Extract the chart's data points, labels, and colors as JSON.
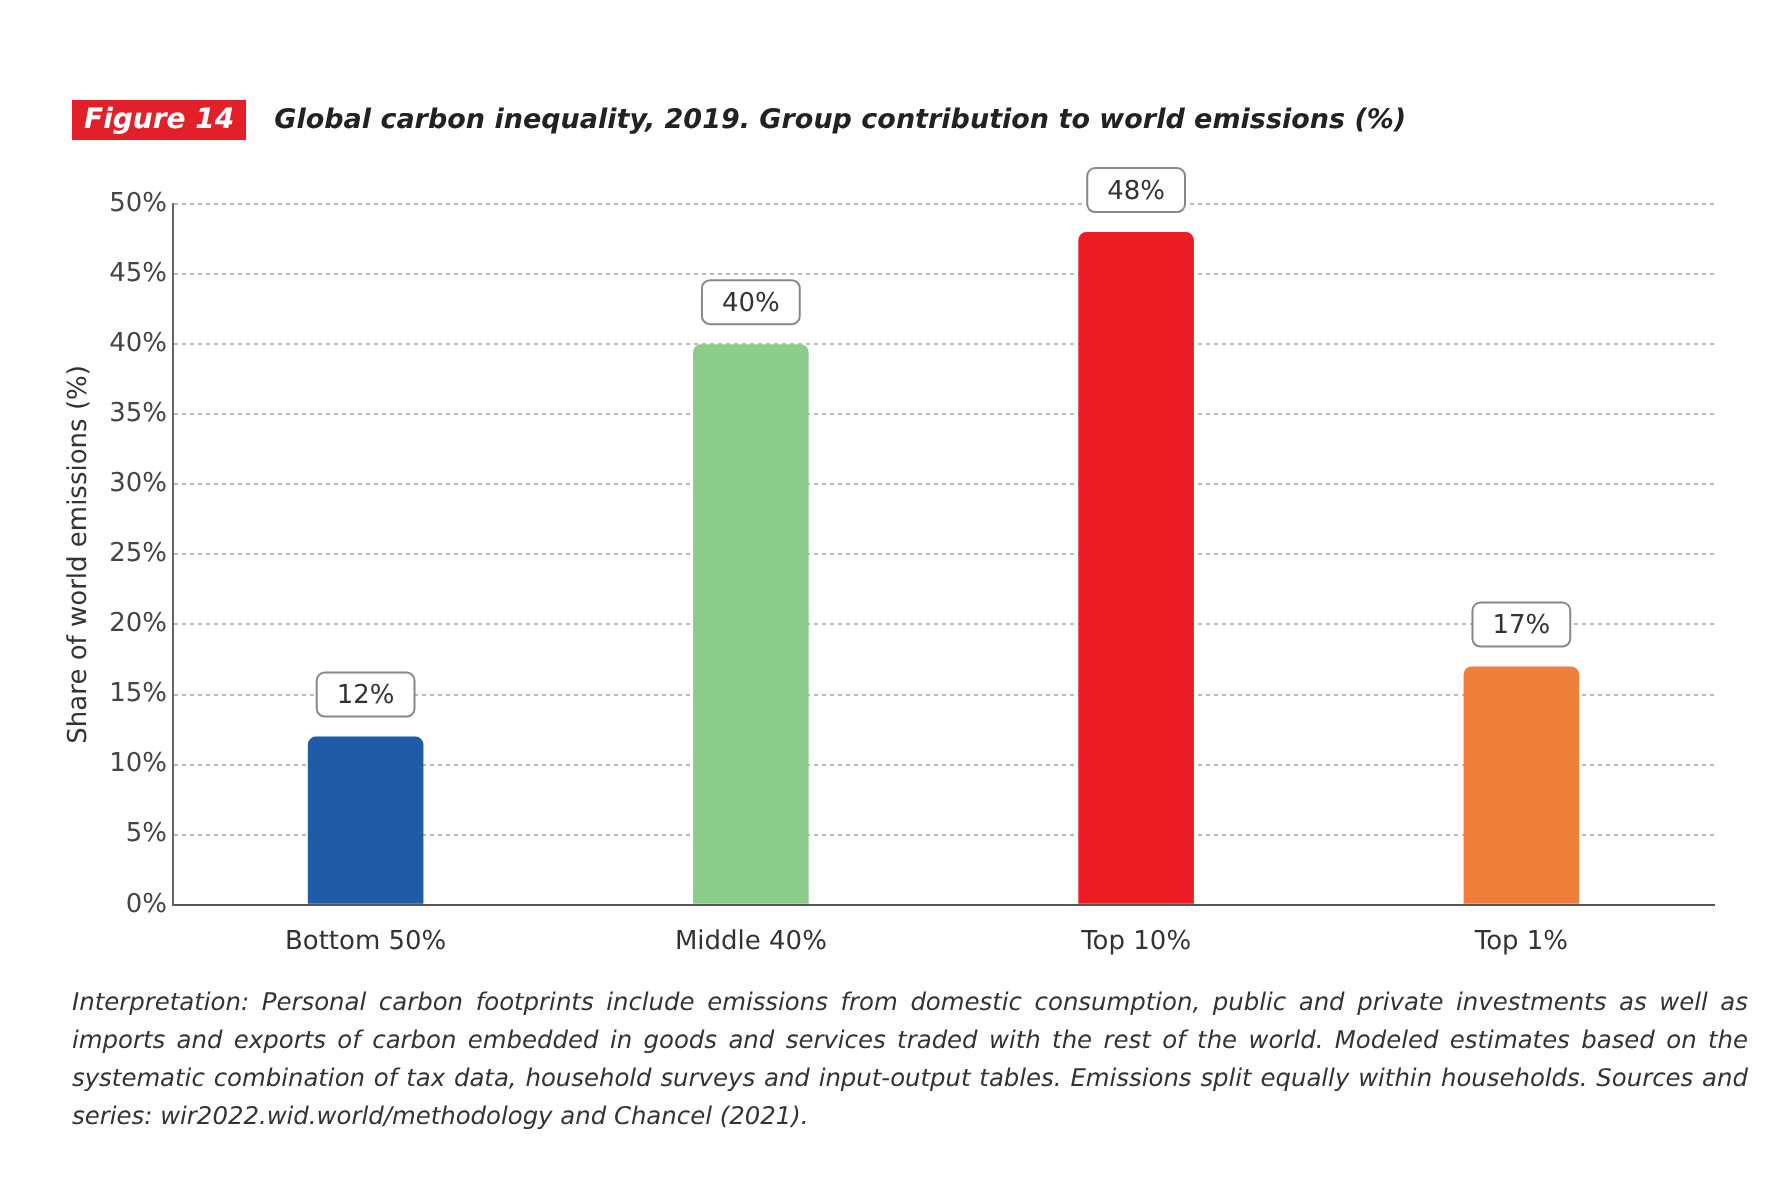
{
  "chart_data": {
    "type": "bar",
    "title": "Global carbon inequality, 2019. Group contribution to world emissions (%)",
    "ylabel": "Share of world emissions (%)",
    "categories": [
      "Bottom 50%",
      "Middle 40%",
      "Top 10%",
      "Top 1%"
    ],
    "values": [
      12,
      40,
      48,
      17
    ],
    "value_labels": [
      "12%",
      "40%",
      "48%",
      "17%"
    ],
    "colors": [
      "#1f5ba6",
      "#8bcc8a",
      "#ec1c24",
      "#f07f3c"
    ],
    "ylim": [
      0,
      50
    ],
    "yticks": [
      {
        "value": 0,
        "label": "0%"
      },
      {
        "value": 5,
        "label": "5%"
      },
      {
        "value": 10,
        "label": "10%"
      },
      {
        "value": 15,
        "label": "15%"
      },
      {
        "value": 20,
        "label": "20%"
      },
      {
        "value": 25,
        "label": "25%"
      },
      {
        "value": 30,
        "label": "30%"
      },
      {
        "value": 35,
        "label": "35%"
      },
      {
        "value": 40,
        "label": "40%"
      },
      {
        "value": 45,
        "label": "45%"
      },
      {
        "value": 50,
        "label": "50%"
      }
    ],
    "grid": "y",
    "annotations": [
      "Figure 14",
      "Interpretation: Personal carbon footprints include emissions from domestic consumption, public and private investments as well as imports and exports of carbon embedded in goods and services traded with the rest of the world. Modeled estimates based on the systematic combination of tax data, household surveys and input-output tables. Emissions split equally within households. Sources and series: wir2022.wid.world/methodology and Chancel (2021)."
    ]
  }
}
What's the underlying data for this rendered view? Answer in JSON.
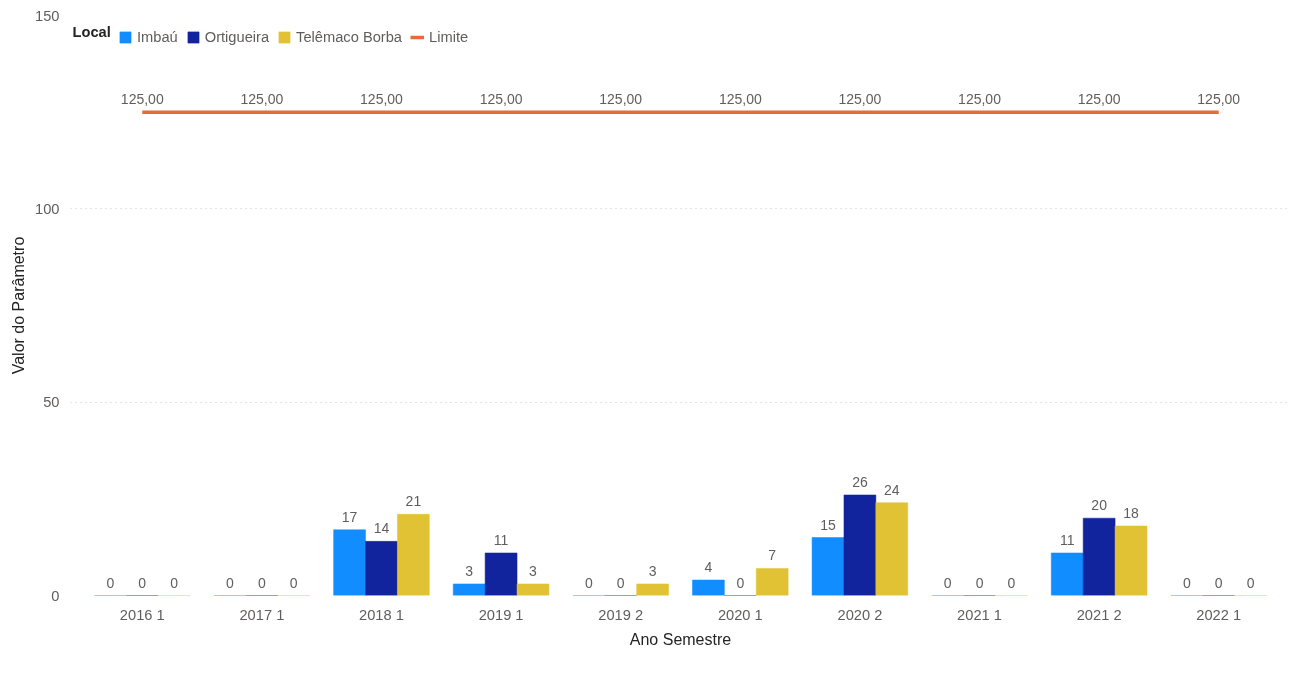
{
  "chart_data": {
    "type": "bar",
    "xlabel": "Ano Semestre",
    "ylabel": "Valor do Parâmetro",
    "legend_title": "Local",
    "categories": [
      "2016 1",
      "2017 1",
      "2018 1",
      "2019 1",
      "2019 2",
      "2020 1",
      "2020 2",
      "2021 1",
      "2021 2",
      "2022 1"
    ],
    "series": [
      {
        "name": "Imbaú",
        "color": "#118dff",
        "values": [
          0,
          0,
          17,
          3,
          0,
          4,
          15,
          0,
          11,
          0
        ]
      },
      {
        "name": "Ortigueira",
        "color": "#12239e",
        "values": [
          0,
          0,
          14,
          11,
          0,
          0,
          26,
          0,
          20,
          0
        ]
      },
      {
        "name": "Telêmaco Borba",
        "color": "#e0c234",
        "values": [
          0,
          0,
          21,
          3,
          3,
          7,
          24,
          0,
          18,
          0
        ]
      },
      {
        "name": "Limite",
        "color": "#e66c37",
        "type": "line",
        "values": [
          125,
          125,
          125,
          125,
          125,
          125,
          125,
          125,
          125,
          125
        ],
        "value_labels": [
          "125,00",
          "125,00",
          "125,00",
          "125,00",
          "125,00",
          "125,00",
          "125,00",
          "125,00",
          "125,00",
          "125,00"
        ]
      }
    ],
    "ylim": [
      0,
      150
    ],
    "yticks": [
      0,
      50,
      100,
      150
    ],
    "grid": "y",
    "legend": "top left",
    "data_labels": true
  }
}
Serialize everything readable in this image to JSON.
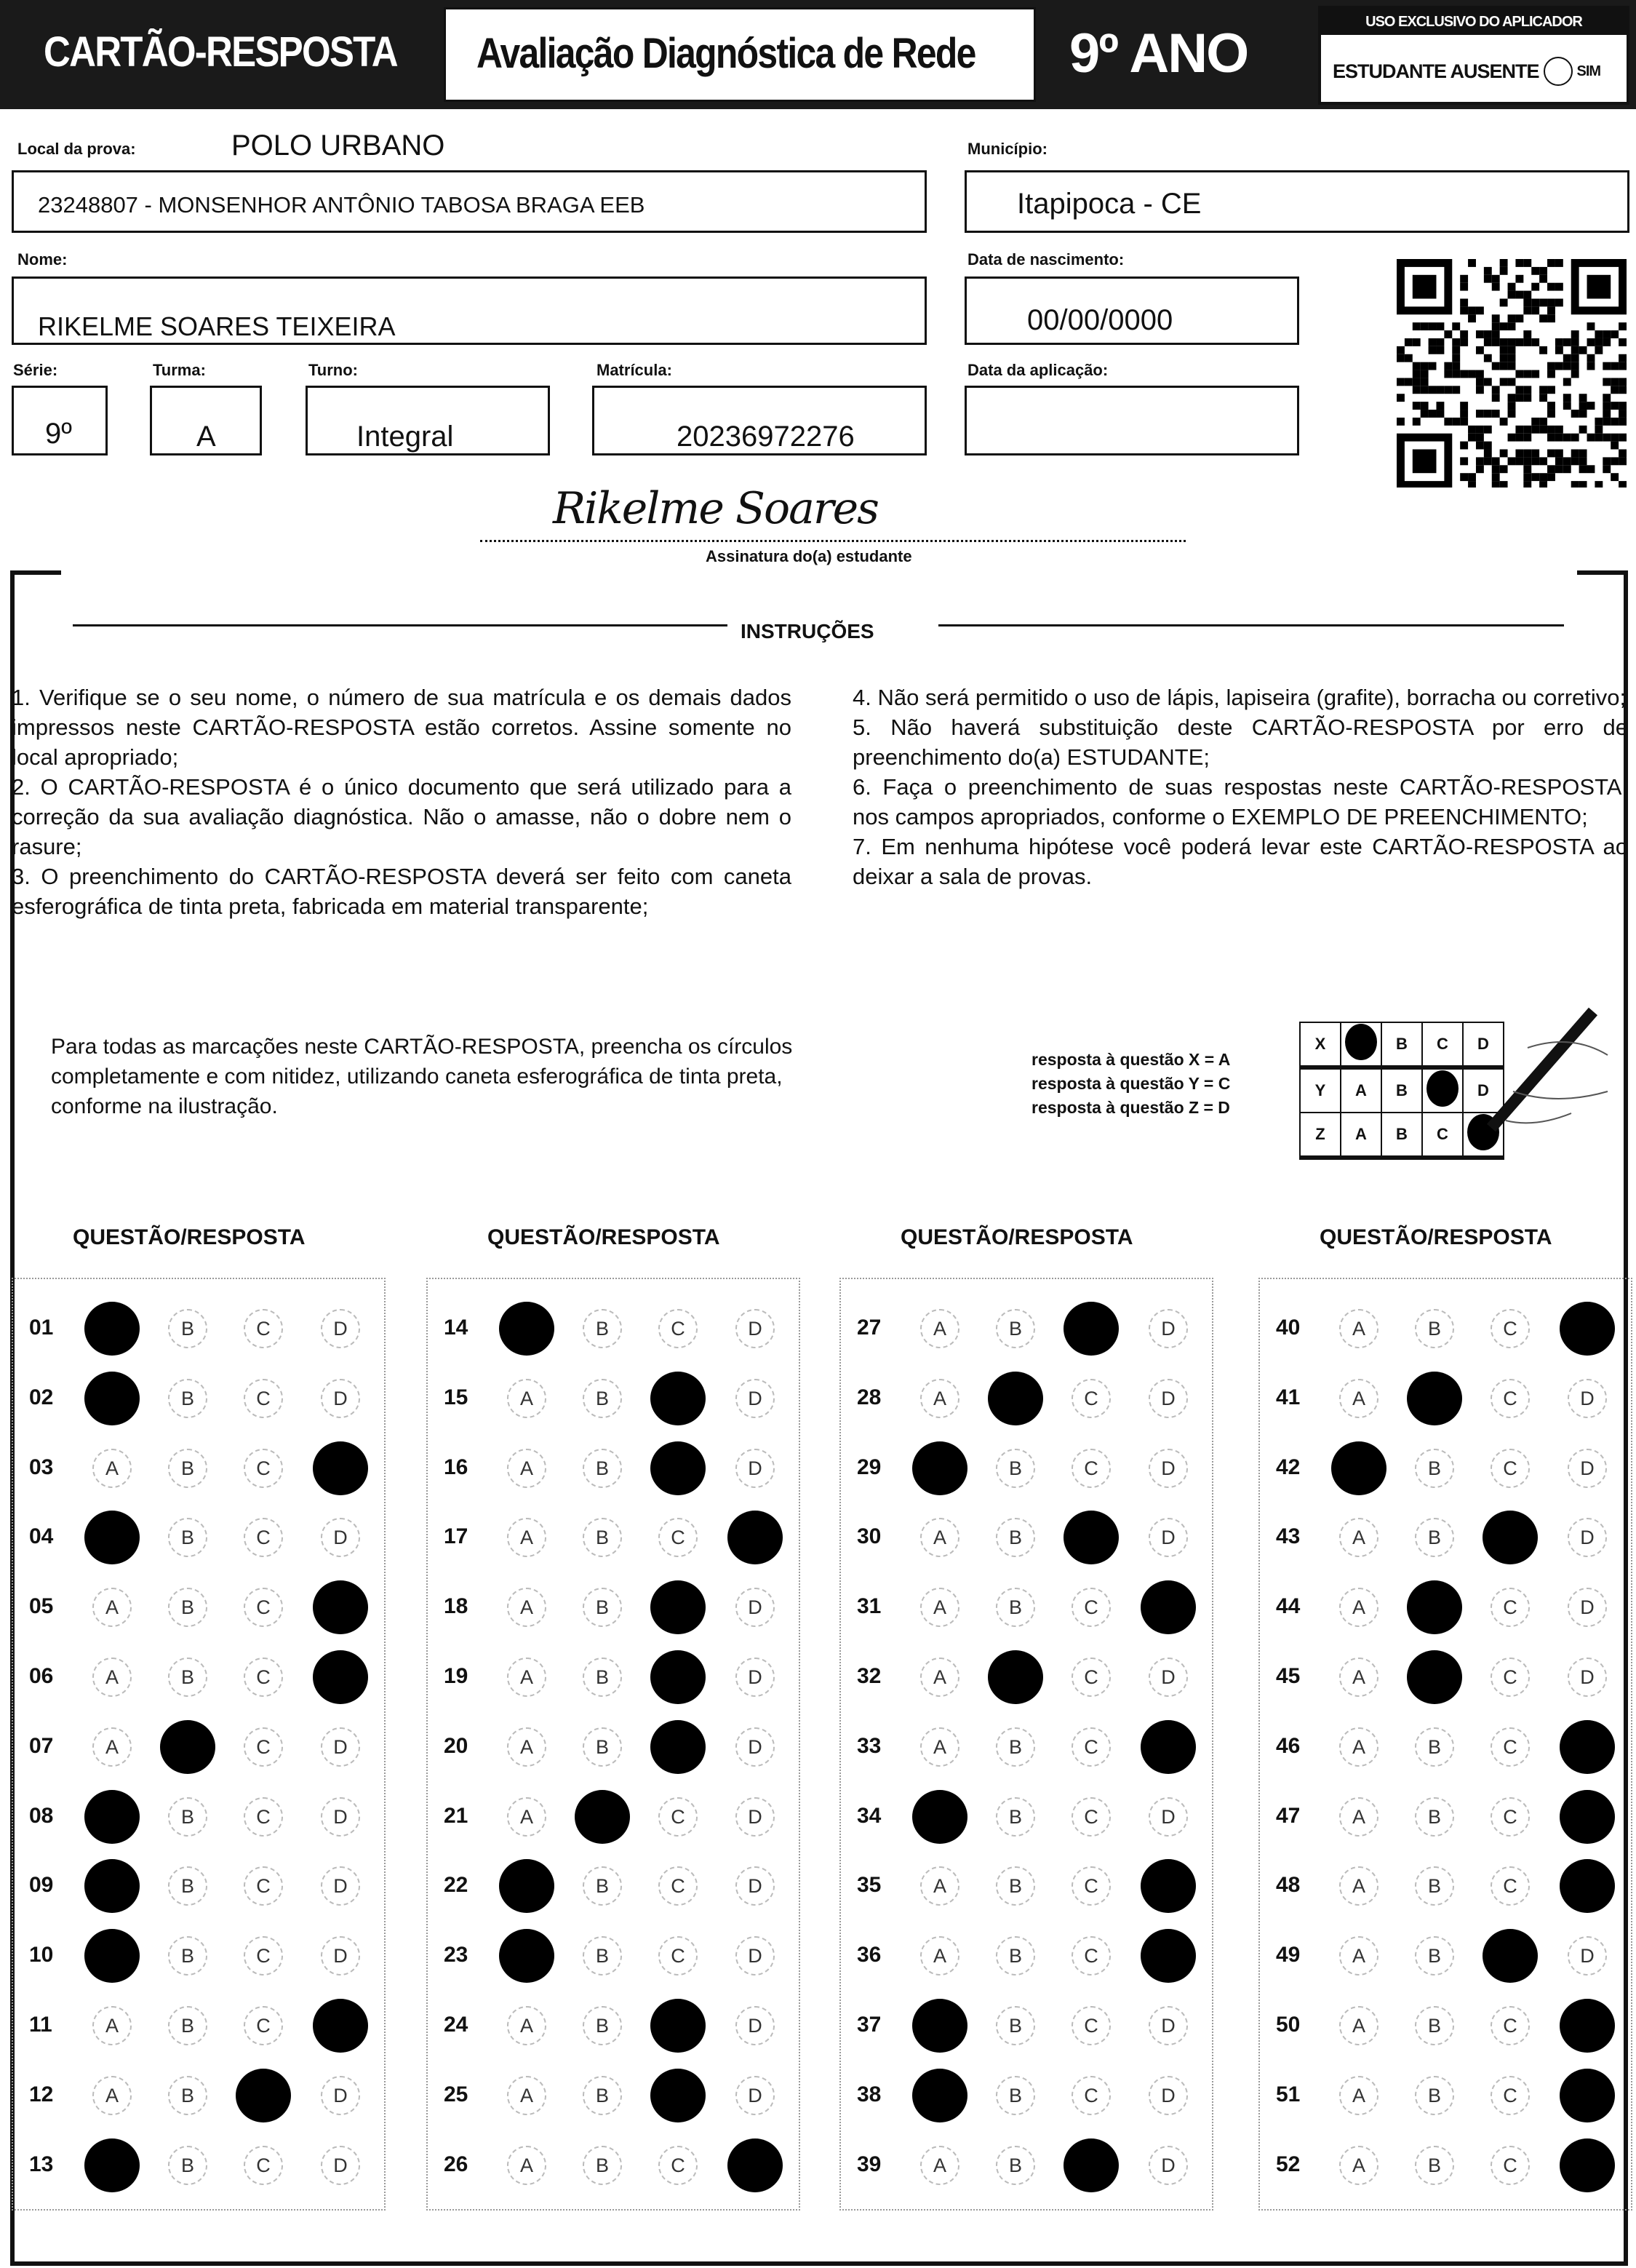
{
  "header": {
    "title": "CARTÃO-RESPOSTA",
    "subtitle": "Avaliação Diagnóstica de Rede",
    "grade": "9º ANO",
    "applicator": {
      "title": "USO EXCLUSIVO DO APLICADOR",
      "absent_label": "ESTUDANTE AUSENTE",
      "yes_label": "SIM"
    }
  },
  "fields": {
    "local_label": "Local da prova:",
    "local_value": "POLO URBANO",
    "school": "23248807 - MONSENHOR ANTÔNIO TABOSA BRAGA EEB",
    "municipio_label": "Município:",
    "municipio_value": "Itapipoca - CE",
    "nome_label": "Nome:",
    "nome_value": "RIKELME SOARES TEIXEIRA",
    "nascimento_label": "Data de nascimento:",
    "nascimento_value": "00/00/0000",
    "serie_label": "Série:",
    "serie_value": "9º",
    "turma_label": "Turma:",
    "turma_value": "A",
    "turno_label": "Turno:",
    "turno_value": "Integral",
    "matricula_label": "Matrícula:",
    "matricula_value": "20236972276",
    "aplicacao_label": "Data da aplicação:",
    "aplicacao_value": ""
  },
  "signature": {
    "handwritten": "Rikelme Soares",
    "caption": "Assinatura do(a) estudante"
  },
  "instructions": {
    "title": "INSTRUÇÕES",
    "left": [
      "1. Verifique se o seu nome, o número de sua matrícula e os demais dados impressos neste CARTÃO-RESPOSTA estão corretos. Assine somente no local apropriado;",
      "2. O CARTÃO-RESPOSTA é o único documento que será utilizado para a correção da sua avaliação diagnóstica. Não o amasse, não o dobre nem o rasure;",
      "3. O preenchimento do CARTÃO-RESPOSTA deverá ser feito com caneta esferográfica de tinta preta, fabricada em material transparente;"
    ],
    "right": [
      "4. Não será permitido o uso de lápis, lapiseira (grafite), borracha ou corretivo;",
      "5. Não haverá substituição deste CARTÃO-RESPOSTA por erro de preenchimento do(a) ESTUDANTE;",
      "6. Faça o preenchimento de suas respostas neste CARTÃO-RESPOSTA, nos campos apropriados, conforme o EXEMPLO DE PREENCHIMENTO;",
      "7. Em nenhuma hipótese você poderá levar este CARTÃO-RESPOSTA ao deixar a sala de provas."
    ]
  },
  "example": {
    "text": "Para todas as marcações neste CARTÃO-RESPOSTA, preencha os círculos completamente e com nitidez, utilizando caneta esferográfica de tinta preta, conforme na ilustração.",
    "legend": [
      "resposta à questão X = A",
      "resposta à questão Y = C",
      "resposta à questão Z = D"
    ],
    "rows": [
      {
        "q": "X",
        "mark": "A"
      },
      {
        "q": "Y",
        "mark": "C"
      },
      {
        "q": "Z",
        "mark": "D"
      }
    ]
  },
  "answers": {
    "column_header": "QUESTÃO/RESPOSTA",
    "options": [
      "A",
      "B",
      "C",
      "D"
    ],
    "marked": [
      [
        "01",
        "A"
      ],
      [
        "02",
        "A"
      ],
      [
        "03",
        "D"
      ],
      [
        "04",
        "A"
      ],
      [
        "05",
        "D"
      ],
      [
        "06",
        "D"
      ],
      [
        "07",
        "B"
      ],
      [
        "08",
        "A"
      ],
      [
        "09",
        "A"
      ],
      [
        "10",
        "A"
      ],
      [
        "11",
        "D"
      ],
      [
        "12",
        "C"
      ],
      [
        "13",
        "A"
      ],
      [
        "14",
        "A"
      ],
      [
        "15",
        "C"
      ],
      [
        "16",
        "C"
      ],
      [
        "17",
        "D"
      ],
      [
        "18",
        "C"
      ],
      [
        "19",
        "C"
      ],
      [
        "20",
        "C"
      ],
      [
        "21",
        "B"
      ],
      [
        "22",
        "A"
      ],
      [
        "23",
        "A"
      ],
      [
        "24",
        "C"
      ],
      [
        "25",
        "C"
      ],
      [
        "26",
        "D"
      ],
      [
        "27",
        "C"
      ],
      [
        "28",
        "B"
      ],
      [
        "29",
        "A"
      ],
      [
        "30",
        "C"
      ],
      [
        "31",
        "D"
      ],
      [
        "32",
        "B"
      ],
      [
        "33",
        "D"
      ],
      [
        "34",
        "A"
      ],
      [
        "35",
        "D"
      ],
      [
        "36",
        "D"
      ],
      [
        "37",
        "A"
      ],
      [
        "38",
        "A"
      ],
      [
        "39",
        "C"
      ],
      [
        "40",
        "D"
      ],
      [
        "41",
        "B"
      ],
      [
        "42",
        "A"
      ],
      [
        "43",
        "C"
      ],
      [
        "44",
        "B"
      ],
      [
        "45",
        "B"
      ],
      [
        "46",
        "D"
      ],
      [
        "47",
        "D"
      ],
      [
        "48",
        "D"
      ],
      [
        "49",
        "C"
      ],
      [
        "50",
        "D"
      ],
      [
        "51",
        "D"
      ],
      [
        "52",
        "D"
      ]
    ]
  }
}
■ ■ ■ ■ ■ ■ ■
REQUIREMENTS | Within the data above, count the lines that contain the string "tinta"; the reply is the number alone.

WRITTEN RESPONSE | 2